Dataset excerpt:
———
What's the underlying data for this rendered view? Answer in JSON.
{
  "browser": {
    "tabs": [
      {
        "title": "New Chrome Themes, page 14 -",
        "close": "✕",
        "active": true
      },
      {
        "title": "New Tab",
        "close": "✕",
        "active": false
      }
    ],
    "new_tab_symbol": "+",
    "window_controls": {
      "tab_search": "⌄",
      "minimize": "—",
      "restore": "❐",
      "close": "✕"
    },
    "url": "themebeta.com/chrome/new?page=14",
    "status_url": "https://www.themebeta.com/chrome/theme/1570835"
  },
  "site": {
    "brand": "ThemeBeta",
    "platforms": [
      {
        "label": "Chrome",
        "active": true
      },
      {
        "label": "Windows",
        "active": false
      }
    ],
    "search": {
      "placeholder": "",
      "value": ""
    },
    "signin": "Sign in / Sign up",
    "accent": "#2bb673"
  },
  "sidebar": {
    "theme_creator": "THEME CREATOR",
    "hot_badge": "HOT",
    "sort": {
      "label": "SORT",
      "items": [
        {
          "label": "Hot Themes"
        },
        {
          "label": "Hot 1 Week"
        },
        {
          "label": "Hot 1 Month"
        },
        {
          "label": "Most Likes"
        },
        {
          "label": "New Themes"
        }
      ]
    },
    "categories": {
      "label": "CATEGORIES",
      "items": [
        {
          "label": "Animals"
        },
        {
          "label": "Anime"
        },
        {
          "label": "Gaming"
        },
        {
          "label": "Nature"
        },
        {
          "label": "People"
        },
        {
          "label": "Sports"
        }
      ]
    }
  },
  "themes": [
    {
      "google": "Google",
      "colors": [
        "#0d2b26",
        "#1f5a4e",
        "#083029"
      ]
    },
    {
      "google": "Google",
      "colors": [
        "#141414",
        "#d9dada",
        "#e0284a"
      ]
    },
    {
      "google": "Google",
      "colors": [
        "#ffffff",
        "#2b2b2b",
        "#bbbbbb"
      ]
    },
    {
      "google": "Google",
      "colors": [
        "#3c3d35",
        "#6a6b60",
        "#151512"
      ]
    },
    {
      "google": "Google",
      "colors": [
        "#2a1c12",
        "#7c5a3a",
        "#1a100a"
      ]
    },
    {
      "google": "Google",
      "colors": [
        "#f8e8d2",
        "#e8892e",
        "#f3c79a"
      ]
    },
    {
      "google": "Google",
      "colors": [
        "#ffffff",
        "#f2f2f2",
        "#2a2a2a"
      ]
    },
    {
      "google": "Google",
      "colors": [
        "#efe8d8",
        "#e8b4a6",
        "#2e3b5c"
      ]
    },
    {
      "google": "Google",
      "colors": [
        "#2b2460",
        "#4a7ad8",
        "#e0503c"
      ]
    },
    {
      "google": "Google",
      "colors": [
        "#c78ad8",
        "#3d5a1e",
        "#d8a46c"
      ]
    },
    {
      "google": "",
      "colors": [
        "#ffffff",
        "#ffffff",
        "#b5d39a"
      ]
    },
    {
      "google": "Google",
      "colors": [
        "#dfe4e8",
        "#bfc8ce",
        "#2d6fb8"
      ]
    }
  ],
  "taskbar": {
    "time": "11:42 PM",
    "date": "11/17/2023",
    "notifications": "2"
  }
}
———
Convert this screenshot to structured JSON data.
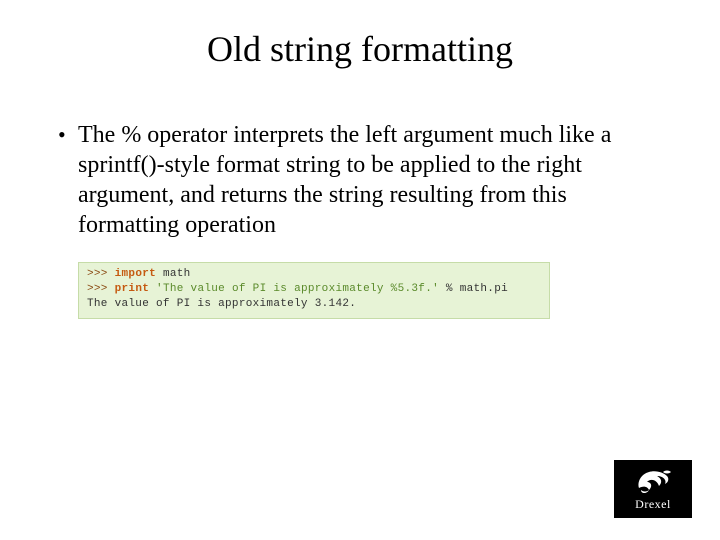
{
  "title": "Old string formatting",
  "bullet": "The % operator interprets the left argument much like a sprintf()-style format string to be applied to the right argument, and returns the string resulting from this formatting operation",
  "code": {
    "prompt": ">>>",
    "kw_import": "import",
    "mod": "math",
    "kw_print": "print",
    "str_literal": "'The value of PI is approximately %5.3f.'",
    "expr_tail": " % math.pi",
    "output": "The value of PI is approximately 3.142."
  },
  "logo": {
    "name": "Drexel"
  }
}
———
Exercise aim:
Pull out every line in the data above that has the word "page".

Correct answer:
        "title": "New Chrome Themes, page 14 -",
    "url": "themebeta.com/chrome/new?page=14",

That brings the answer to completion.